Written problem: Extract every line from the records below that contains the word "знают".
****************************************
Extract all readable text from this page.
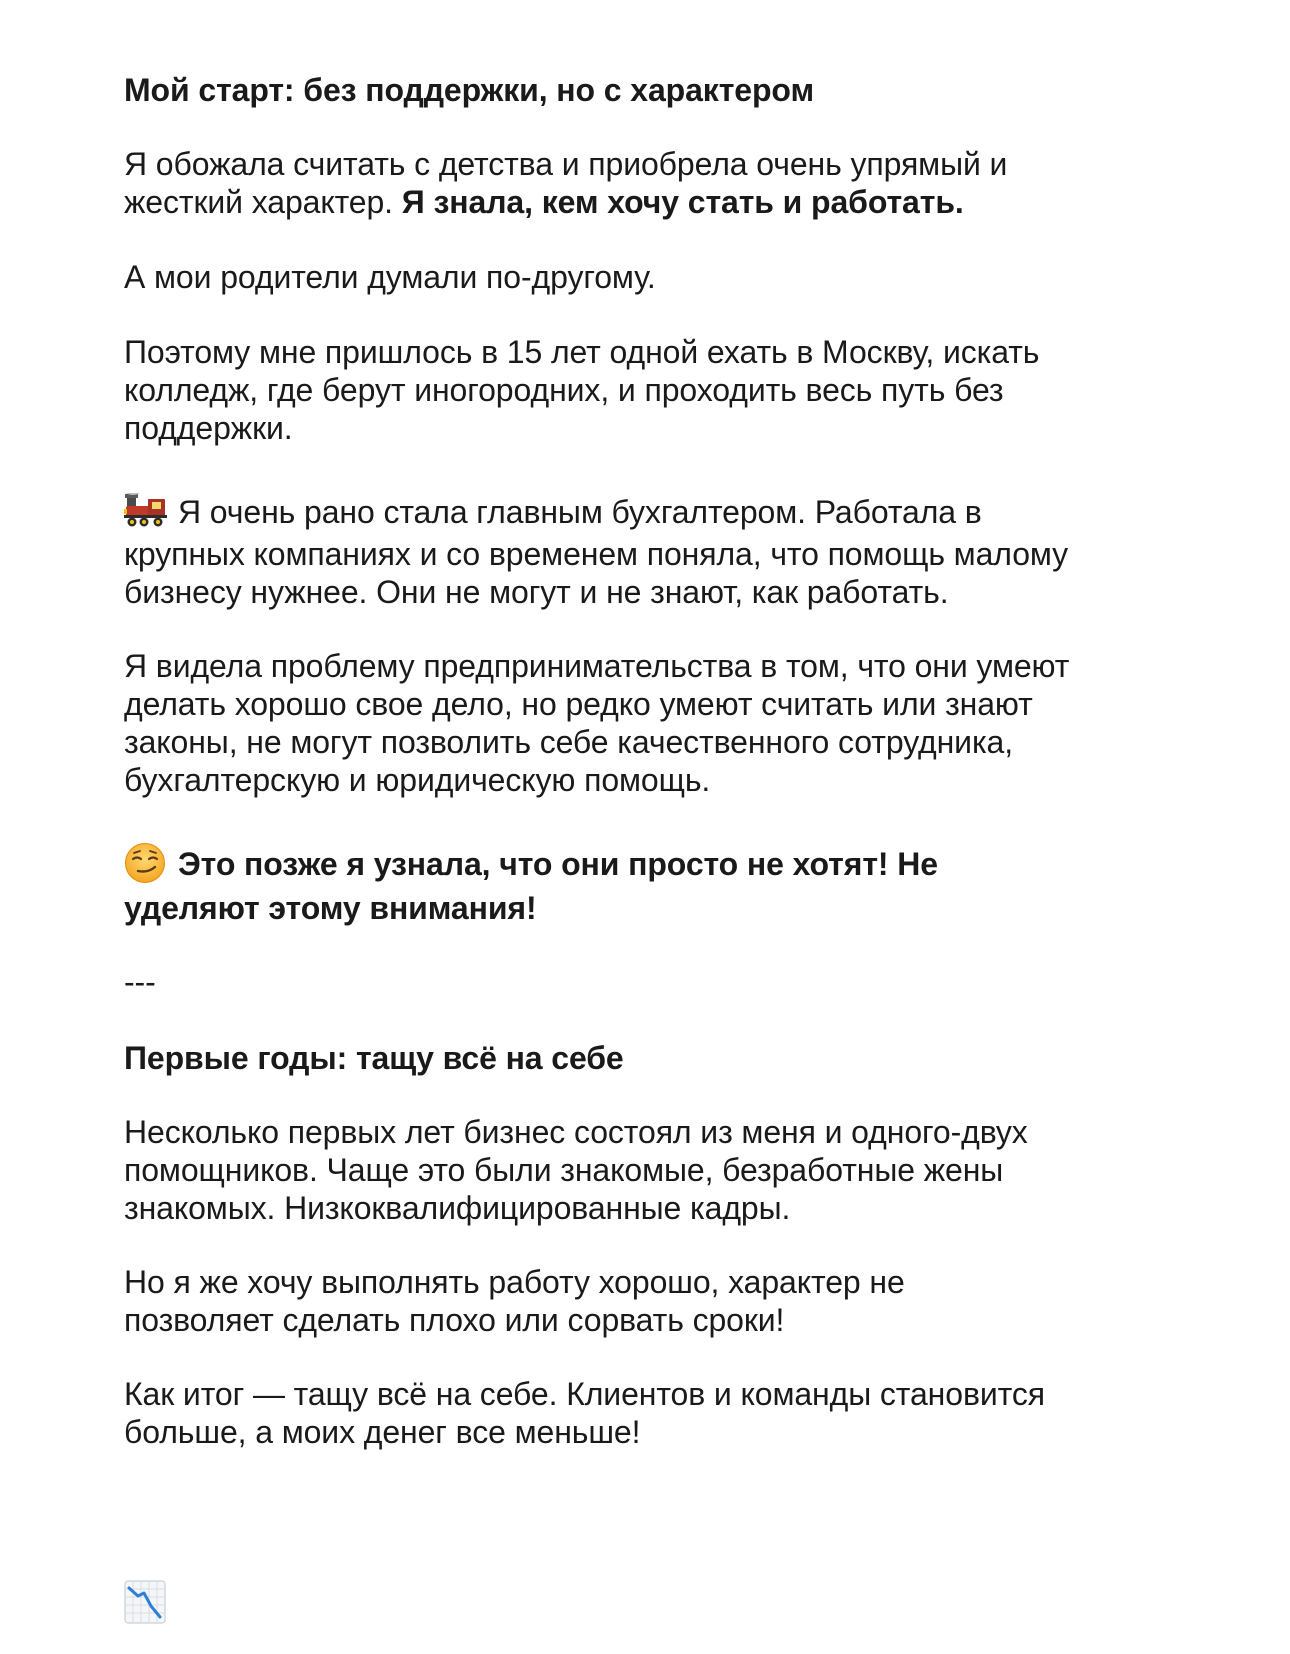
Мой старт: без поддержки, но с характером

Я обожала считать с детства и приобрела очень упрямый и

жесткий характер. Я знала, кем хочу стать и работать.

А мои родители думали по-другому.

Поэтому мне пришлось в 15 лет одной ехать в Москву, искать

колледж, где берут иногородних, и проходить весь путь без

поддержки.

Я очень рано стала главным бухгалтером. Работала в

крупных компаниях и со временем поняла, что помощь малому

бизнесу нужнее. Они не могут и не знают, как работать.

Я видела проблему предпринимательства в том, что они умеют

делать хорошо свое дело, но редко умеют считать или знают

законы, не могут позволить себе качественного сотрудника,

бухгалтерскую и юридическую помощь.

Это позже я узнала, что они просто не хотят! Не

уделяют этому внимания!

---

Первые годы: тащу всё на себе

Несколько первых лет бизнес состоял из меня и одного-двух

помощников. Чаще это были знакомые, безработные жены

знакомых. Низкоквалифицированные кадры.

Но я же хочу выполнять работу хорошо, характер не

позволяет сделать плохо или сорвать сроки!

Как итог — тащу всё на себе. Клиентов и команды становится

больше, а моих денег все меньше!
****************************************
Result:
бизнесу нужнее. Они не могут и не знают, как работать.
делать хорошо свое дело, но редко умеют считать или знают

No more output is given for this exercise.